____ DATASET RECORDS

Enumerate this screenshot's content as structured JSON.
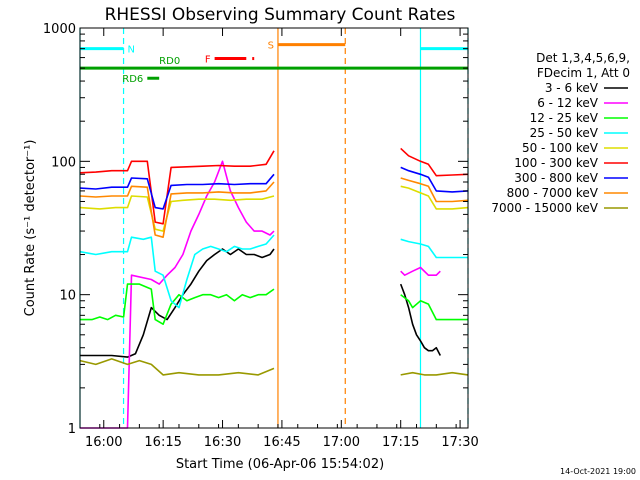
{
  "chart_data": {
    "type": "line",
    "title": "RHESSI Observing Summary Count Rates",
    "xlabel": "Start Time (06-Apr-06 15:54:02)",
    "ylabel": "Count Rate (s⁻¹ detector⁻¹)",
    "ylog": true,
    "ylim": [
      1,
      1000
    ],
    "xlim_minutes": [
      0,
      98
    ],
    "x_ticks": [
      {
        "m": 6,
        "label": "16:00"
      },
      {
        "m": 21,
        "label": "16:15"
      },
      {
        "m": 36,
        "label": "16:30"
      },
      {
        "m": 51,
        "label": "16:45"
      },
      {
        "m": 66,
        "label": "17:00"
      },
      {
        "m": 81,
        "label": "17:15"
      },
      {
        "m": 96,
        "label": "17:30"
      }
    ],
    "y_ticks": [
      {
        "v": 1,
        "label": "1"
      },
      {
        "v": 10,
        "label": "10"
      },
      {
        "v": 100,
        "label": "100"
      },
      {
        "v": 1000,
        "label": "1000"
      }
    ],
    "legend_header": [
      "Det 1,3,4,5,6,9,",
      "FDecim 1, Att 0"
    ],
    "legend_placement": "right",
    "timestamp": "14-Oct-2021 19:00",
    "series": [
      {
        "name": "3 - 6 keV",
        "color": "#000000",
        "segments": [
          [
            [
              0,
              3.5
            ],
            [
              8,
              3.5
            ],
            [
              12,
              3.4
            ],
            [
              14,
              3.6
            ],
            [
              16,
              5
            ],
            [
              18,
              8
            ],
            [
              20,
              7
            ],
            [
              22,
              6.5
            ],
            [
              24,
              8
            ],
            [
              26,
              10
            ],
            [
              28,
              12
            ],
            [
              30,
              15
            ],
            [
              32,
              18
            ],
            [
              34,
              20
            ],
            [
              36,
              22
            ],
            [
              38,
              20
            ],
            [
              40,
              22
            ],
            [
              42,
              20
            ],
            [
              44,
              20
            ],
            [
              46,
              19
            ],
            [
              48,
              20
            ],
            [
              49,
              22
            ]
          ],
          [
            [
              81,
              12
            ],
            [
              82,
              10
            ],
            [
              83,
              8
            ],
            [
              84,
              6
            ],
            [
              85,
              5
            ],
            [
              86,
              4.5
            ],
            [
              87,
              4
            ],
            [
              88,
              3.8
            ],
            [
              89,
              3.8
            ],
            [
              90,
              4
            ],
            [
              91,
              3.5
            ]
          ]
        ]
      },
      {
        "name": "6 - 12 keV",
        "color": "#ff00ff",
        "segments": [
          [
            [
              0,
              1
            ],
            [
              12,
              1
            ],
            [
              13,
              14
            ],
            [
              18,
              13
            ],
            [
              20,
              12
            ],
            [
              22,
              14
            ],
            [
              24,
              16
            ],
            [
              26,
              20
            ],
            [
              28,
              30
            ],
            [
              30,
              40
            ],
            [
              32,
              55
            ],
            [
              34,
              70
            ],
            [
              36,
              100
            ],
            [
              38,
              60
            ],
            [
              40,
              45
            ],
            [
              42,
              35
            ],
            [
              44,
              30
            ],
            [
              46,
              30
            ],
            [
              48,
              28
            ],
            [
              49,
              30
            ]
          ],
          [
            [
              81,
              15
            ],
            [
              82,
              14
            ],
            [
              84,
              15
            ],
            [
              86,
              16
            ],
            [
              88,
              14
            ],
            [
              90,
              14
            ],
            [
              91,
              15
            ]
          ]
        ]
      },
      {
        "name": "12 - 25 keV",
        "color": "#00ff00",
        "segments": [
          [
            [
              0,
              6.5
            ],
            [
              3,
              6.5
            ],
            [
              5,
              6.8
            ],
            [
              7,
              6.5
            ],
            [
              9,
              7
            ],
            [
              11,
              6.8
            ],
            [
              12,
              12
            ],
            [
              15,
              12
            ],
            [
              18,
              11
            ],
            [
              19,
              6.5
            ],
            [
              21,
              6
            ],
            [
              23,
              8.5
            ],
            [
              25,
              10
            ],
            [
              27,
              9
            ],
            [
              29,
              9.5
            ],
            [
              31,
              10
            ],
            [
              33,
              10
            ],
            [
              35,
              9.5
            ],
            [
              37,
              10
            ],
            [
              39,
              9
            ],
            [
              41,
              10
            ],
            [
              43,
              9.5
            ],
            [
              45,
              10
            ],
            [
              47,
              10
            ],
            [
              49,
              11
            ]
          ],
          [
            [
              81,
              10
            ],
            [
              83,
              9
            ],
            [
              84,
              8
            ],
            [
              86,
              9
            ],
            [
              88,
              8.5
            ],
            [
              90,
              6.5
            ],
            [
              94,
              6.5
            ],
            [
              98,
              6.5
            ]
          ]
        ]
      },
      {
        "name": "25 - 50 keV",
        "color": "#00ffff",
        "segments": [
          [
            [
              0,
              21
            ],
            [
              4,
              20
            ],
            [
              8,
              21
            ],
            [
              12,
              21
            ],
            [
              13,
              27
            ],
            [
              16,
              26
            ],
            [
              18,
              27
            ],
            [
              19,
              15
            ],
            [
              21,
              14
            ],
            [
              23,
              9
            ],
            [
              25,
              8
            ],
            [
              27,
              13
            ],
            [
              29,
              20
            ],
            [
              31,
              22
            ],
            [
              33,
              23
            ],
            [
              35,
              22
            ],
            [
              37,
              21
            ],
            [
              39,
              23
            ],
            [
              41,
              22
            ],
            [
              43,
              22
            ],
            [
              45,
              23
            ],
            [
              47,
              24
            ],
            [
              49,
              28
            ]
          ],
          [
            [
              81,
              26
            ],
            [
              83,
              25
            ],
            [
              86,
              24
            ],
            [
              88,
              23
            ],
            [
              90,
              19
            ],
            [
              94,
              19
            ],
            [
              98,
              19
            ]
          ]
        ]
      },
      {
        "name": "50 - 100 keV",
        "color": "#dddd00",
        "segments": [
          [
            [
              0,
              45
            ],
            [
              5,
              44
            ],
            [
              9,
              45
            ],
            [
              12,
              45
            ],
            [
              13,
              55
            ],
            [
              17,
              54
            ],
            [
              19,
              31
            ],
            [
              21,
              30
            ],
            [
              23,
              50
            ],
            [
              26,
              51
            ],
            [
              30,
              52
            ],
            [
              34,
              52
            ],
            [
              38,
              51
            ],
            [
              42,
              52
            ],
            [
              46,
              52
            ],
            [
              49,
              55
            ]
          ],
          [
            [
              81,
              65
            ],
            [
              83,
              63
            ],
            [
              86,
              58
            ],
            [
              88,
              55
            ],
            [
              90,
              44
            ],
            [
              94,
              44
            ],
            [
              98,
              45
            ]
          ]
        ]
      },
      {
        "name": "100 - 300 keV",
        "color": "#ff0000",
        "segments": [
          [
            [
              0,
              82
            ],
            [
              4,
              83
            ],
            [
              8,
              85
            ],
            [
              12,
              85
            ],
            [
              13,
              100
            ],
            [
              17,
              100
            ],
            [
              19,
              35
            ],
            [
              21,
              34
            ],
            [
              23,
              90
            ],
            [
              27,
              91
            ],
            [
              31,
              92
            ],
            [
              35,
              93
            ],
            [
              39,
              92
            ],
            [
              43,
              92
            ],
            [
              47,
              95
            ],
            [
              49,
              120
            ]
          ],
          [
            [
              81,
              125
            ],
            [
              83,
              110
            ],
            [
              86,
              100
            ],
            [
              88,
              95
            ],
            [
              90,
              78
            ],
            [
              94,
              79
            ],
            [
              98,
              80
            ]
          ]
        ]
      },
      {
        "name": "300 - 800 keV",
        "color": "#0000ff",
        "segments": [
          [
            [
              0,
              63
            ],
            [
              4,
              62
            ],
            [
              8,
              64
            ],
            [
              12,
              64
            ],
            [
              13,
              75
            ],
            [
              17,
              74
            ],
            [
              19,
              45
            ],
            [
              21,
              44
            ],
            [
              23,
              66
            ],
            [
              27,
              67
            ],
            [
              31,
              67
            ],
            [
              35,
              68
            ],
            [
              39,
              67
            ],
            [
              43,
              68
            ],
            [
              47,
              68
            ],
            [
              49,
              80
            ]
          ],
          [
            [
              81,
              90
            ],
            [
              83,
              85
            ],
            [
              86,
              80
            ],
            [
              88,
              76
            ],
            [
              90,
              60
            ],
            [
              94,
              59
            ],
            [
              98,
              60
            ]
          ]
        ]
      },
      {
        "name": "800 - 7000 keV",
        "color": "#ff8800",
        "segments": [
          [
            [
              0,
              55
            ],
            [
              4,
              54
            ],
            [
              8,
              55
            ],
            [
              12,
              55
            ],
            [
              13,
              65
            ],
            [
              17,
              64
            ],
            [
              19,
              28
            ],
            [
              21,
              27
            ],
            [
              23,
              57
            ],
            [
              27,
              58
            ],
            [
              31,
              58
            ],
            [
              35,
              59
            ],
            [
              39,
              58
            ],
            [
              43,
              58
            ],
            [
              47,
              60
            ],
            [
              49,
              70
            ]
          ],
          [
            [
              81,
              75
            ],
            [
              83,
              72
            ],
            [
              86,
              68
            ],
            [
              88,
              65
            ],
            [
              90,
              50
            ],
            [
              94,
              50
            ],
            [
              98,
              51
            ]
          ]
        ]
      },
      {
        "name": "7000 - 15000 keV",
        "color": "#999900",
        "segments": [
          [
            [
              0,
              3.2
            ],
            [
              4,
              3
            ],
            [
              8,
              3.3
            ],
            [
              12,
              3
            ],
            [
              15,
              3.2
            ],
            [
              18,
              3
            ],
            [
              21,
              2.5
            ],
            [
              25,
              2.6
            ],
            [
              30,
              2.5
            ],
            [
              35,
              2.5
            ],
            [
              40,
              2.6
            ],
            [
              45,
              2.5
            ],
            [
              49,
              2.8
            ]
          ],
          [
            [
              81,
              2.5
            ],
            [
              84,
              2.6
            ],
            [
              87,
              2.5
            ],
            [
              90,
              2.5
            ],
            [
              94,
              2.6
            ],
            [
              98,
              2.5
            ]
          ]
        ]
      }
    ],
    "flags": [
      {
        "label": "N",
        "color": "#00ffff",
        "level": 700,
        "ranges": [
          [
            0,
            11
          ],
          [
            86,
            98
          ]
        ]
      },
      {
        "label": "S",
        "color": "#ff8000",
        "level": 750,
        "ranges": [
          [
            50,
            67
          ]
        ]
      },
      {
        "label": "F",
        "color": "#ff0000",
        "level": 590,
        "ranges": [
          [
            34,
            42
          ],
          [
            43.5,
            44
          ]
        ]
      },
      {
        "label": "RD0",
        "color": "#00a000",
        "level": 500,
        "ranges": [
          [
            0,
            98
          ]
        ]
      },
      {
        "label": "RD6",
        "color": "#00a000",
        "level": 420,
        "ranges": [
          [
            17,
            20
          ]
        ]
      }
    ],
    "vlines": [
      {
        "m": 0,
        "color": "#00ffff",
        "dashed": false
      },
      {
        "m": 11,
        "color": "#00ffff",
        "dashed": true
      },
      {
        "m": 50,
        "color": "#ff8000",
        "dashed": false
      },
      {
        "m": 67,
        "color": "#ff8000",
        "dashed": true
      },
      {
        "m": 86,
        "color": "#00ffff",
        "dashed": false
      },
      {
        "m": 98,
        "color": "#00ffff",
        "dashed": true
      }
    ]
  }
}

________

» **GOAL**:
Copy every line of the entries above in which "Count" occurs.

» **COMPLETE RESPONSE**:
    "title": "RHESSI Observing Summary Count Rates",
    "ylabel": "Count Rate (s⁻¹ detector⁻¹)",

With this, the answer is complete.